- **TEXT PROVIDED**
# John Deere 1032 gearbox and auger shaft



## Cleetus0010 (Jul 21, 2014)

I finally got my old John Deere 1032 snowblower pulled apart and fixed and am now in the progress of putting it back together. However, I have a few questions:
1. What oil/grease should I use when I put the gearbox back together?
2. My augers had seized/rusted onto the shaft, I got them off, but trying to figure out what to do to keep them from getting seized again.

Any thoughts on the questions above are greatly appreciated.
Thanks,
Corey


----------



## UNDERTAKER (Dec 30, 2013)

Cleetus0010 said:


> I finally got my old John Deere 1032 snowblower pulled apart and fixed and am now in the progress of putting it back together. However, I have a few questions:
> 1. What oil/grease should I use when I put the gearbox back together?
> 2. My augers had seized/rusted onto the shaft, I got them off, but trying to figure out what to do to keep them from getting seized again.
> 
> ...


 GREASE up the shafts, and use 80-90 non synthetic gear oil in the case.


----------



## jtclays (Sep 24, 2010)

Corey, The manual says to use 5w-20 engine oil in the auger gear case. Full is 1-1 1/2" below the fill hole. If you don't have a manual, PM me your email address and I'll send you a PDF of the 826/1032 JD manual.


----------

- **GIVEN ENTRIES**
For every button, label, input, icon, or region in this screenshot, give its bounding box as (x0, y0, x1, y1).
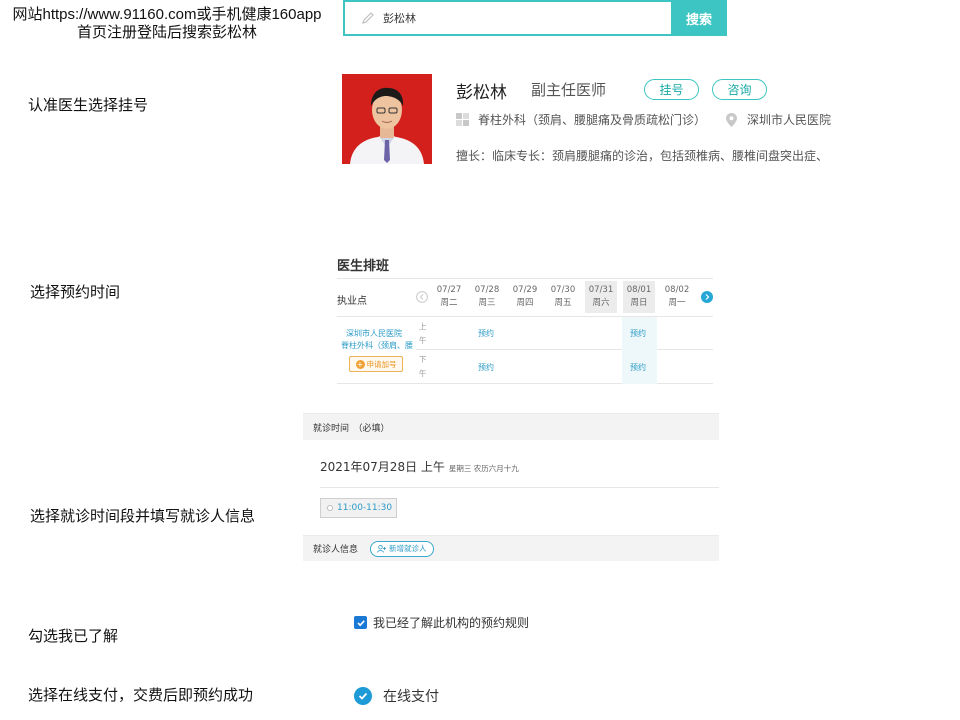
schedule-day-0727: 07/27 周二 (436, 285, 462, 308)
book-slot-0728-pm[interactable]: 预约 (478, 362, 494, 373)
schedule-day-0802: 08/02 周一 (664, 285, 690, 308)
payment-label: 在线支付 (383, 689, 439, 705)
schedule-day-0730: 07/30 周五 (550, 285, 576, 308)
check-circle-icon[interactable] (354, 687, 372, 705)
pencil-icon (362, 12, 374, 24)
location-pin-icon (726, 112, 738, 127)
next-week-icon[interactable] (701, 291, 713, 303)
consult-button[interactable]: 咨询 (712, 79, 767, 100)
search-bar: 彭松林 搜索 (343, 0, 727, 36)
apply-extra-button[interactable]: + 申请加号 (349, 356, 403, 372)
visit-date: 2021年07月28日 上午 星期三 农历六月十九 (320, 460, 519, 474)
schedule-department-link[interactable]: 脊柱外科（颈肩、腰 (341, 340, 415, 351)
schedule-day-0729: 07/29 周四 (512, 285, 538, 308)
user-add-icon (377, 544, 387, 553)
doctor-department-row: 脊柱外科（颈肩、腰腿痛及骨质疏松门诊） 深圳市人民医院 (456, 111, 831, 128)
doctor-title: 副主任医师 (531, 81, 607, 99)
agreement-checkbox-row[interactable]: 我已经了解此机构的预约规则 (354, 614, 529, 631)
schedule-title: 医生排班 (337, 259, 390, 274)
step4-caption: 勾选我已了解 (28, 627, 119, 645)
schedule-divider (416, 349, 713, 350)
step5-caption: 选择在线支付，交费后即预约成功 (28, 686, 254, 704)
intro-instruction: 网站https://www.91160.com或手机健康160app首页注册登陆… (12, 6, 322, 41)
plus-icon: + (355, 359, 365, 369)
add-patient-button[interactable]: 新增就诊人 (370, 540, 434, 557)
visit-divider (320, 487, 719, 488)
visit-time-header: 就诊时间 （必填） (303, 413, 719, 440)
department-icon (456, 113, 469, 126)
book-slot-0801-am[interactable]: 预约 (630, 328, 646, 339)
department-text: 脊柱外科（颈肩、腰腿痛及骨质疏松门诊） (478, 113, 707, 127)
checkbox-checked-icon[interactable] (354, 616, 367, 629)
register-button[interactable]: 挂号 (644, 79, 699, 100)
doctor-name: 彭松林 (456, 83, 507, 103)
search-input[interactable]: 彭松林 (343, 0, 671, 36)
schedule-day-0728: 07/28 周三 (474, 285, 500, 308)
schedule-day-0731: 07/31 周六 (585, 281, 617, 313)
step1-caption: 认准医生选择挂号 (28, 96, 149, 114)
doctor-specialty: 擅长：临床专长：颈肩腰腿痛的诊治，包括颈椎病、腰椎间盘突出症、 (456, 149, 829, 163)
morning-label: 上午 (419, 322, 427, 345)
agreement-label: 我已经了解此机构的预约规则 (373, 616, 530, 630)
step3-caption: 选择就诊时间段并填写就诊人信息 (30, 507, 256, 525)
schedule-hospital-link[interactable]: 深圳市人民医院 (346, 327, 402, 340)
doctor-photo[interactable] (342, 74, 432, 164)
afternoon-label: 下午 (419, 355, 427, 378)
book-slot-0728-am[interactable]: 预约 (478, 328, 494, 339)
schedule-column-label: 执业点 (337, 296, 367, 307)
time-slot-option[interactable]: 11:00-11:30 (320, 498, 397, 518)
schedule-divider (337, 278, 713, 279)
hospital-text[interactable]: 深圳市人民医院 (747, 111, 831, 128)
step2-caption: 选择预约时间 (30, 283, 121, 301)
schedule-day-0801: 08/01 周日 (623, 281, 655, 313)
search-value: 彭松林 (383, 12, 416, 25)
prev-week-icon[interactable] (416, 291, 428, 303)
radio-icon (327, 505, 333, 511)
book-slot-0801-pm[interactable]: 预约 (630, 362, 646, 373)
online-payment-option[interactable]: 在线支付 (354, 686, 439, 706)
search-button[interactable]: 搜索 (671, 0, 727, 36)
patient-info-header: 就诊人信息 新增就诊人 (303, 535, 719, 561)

- **TASKS**
1 > In the snowblower thread, what does the manual say to put in the auger gear case?
2 > List the username of everyone who posted in the snowblower thread.
3 > Rewrite the part of the snowblower thread that opens with the words containing "GREASE up the" and closes with "826/1032 JD manual.", putting "motor oil" in place of "engine oil".

- **ANSWERS FOR THIS EXERCISE**
1 > 5w-20 engine oil.

2 > Cleetus0010, UNDERTAKER, jtclays

3 >
GREASE up the shafts, and use 80-90 non synthetic gear oil in the case.


----------



## jtclays (Sep 24, 2010)

Corey, The manual says to use 5w-20 motor oil in the auger gear case. Full is 1-1 1/2" below the fill hole. If you don't have a manual, PM me your email address and I'll send you a PDF of the 826/1032 JD manual.